---------- RECORDED DATA
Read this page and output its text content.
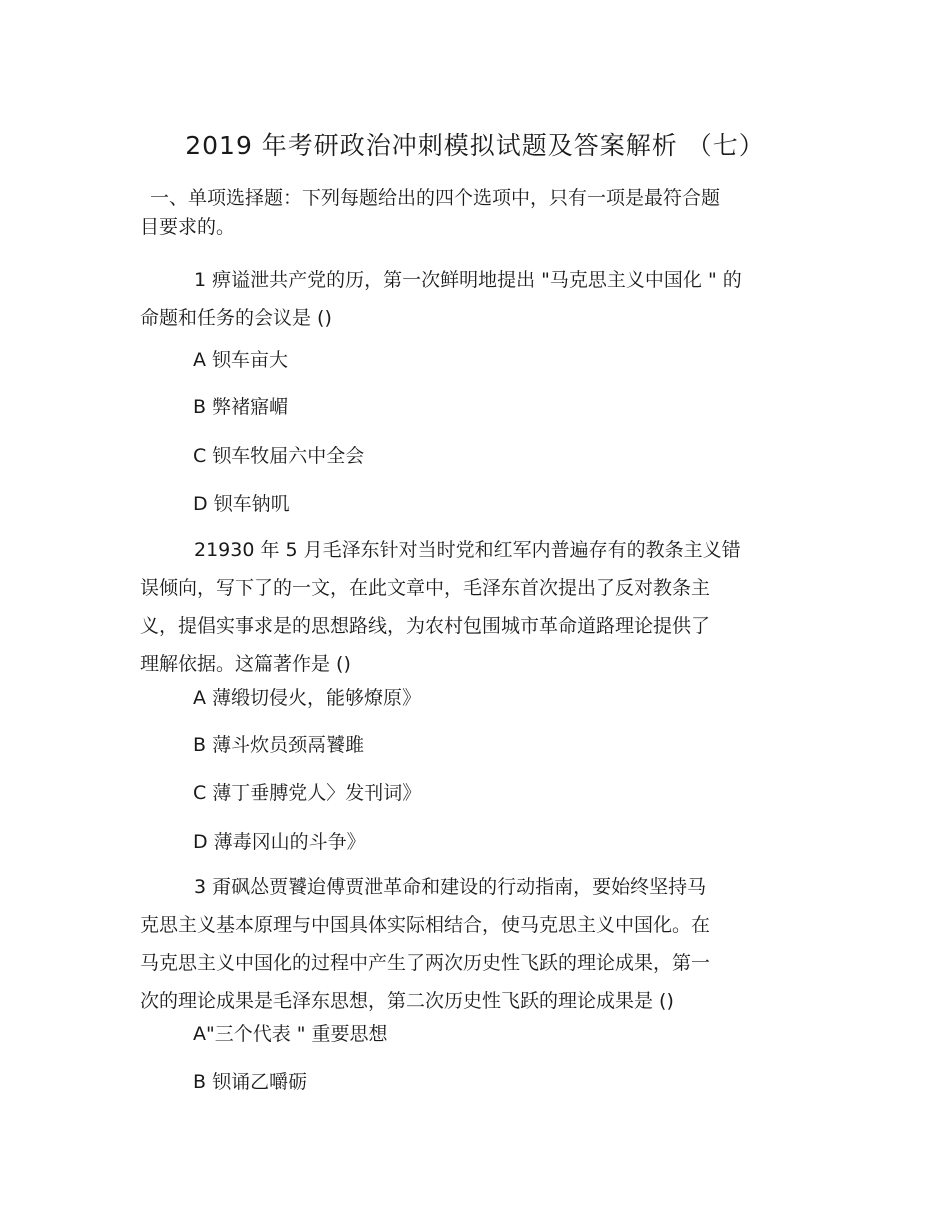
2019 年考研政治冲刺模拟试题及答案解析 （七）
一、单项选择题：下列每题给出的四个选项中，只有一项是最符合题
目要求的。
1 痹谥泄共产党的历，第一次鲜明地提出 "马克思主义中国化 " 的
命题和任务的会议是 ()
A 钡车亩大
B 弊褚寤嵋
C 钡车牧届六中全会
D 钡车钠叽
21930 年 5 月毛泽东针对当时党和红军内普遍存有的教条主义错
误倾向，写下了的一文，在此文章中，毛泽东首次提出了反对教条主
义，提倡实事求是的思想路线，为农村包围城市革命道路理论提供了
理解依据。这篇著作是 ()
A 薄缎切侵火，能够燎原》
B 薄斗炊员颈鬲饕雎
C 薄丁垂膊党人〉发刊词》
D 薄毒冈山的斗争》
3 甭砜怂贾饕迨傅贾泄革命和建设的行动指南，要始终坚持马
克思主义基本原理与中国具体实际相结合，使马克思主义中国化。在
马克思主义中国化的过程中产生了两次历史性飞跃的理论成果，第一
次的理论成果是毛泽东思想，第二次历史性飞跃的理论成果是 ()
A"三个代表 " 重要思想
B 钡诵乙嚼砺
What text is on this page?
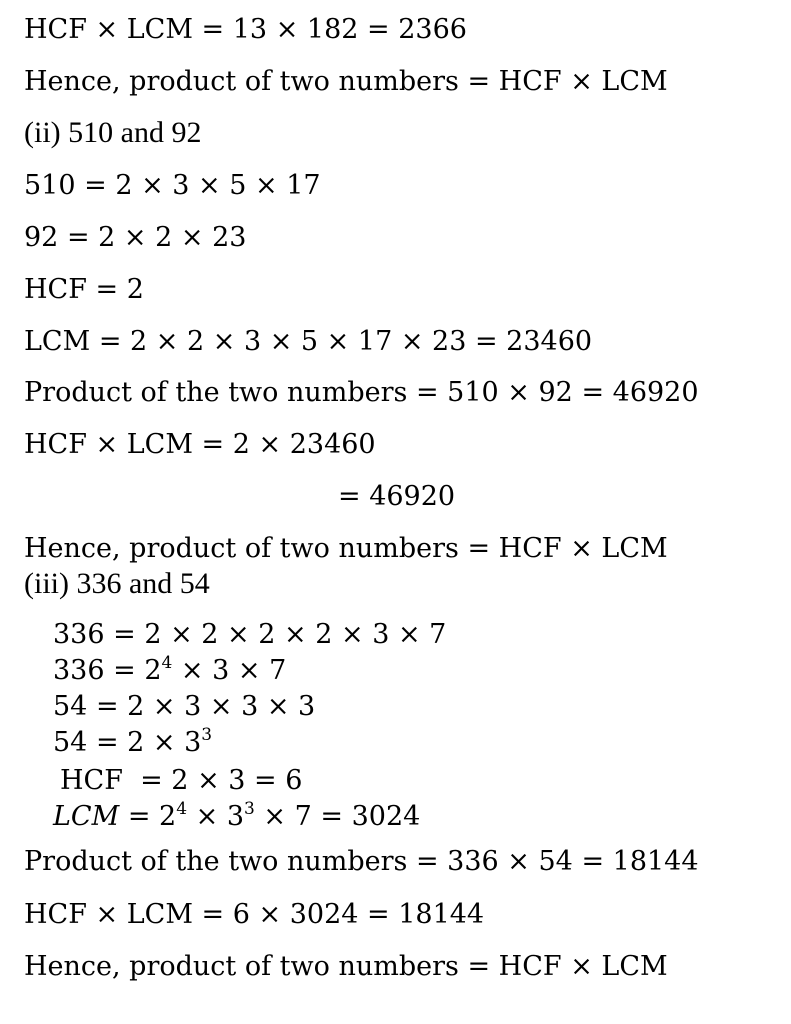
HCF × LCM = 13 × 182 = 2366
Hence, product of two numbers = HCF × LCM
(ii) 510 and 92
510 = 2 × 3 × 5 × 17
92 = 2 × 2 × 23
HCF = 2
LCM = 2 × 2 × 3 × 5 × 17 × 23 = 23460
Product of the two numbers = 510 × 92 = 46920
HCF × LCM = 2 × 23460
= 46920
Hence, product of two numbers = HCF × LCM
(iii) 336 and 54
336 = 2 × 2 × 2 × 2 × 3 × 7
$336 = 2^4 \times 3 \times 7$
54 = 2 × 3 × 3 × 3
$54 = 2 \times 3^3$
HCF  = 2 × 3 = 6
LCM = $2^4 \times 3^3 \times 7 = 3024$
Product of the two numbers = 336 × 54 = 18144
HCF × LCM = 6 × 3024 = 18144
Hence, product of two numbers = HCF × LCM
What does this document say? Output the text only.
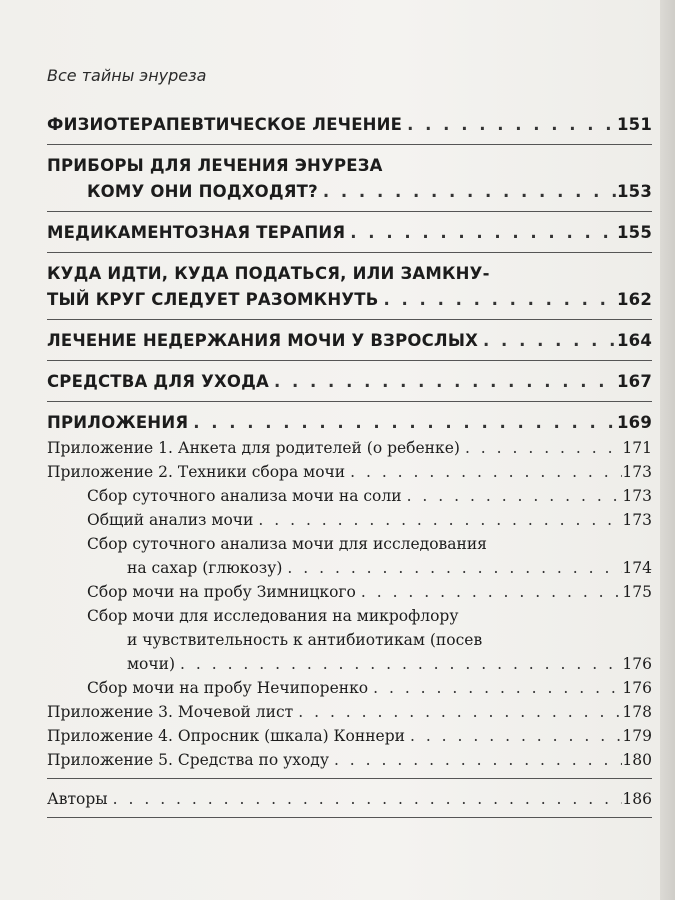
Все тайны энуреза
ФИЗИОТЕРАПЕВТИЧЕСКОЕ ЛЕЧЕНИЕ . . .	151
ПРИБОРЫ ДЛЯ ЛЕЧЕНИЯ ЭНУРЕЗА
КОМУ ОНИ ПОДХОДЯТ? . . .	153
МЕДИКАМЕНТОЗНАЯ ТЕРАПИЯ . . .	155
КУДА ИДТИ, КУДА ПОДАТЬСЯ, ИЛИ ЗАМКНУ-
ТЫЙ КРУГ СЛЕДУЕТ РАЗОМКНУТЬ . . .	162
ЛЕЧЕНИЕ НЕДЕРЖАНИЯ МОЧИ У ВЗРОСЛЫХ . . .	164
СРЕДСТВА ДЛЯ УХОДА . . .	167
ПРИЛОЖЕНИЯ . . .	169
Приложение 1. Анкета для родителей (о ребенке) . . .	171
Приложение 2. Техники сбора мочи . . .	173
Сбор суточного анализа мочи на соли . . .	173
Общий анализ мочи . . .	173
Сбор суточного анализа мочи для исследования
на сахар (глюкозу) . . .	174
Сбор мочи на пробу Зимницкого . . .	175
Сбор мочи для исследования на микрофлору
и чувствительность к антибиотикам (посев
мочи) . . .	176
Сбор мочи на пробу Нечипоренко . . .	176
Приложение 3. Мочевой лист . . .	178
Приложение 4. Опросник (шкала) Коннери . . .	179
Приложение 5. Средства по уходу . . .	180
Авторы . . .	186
--------------------
EXERCISE DETAILS
Gather every line from the listing above in which "this" appears, and copy those lines.

TASK ANSWER
Read this page and output its text content.
What text is on this page?
What does this document say? Output the text only.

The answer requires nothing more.